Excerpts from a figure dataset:
-- START --

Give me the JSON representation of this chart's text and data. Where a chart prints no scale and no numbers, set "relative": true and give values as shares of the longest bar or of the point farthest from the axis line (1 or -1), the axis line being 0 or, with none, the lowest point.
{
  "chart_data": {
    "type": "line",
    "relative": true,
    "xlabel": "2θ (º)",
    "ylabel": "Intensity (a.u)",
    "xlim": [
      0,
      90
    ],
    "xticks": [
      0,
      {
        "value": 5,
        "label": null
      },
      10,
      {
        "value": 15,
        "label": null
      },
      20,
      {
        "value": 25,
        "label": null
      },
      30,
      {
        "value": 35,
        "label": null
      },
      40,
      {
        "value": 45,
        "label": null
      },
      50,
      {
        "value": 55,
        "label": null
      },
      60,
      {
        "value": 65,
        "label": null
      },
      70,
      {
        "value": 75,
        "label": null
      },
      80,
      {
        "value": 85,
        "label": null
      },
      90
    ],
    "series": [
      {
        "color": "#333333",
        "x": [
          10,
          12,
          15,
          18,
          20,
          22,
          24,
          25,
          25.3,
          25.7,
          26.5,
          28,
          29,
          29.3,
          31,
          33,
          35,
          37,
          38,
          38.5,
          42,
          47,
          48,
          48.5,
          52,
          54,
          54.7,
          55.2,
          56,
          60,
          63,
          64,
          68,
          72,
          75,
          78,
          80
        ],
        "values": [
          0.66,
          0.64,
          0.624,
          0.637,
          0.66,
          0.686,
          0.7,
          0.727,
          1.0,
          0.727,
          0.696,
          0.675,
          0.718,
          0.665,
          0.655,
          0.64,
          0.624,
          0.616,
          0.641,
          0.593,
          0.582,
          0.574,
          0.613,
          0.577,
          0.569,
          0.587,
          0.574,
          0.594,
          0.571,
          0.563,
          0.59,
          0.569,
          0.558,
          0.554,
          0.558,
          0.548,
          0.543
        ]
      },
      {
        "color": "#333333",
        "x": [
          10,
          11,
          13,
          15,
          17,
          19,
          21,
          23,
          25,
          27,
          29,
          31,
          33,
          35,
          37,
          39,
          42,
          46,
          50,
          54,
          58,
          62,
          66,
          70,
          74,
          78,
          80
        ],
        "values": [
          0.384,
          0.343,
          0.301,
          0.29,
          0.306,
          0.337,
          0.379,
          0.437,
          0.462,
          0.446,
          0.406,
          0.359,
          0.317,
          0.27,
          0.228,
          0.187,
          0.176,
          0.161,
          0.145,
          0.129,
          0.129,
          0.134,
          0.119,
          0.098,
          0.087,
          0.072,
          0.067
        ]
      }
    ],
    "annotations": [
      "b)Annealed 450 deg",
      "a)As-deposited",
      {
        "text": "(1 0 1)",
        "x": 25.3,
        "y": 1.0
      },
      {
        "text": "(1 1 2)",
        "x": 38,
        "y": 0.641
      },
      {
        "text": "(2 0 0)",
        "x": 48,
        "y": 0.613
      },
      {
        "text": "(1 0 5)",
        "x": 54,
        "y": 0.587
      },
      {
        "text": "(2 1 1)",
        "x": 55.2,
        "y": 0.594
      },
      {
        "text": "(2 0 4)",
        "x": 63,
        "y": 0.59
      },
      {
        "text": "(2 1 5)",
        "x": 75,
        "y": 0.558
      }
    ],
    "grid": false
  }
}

-- END --

# The task
All the data must be duplicated exactly, with nothing added or removed.

# Exercise output
Give me the JSON representation of this chart's text and data. Where a chart prints no scale and no numbers, set "relative": true and give values as shares of the longest bar or of the point farthest from the axis line (1 or -1), the axis line being 0 or, with none, the lowest point.
{
  "chart_data": {
    "type": "line",
    "relative": true,
    "xlabel": "2θ (º)",
    "ylabel": "Intensity (a.u)",
    "xlim": [
      0,
      90
    ],
    "xticks": [
      0,
      {
        "value": 5,
        "label": null
      },
      10,
      {
        "value": 15,
        "label": null
      },
      20,
      {
        "value": 25,
        "label": null
      },
      30,
      {
        "value": 35,
        "label": null
      },
      40,
      {
        "value": 45,
        "label": null
      },
      50,
      {
        "value": 55,
        "label": null
      },
      60,
      {
        "value": 65,
        "label": null
      },
      70,
      {
        "value": 75,
        "label": null
      },
      80,
      {
        "value": 85,
        "label": null
      },
      90
    ],
    "series": [
      {
        "color": "#333333",
        "x": [
          10,
          12,
          15,
          18,
          20,
          22,
          24,
          25,
          25.3,
          25.7,
          26.5,
          28,
          29,
          29.3,
          31,
          33,
          35,
          37,
          38,
          38.5,
          42,
          47,
          48,
          48.5,
          52,
          54,
          54.7,
          55.2,
          56,
          60,
          63,
          64,
          68,
          72,
          75,
          78,
          80
        ],
        "values": [
          0.66,
          0.64,
          0.624,
          0.637,
          0.66,
          0.686,
          0.7,
          0.727,
          1.0,
          0.727,
          0.696,
          0.675,
          0.718,
          0.665,
          0.655,
          0.64,
          0.624,
          0.616,
          0.641,
          0.593,
          0.582,
          0.574,
          0.613,
          0.577,
          0.569,
          0.587,
          0.574,
          0.594,
          0.571,
          0.563,
          0.59,
          0.569,
          0.558,
          0.554,
          0.558,
          0.548,
          0.543
        ]
      },
      {
        "color": "#333333",
        "x": [
          10,
          11,
          13,
          15,
          17,
          19,
          21,
          23,
          25,
          27,
          29,
          31,
          33,
          35,
          37,
          39,
          42,
          46,
          50,
          54,
          58,
          62,
          66,
          70,
          74,
          78,
          80
        ],
        "values": [
          0.384,
          0.343,
          0.301,
          0.29,
          0.306,
          0.337,
          0.379,
          0.437,
          0.462,
          0.446,
          0.406,
          0.359,
          0.317,
          0.27,
          0.228,
          0.187,
          0.176,
          0.161,
          0.145,
          0.129,
          0.129,
          0.134,
          0.119,
          0.098,
          0.087,
          0.072,
          0.067
        ]
      }
    ],
    "annotations": [
      "b)Annealed 450 deg",
      "a)As-deposited",
      {
        "text": "(1 0 1)",
        "x": 25.3,
        "y": 1.0
      },
      {
        "text": "(1 1 2)",
        "x": 38,
        "y": 0.641
      },
      {
        "text": "(2 0 0)",
        "x": 48,
        "y": 0.613
      },
      {
        "text": "(1 0 5)",
        "x": 54,
        "y": 0.587
      },
      {
        "text": "(2 1 1)",
        "x": 55.2,
        "y": 0.594
      },
      {
        "text": "(2 0 4)",
        "x": 63,
        "y": 0.59
      },
      {
        "text": "(2 1 5)",
        "x": 75,
        "y": 0.558
      }
    ],
    "grid": false
  }
}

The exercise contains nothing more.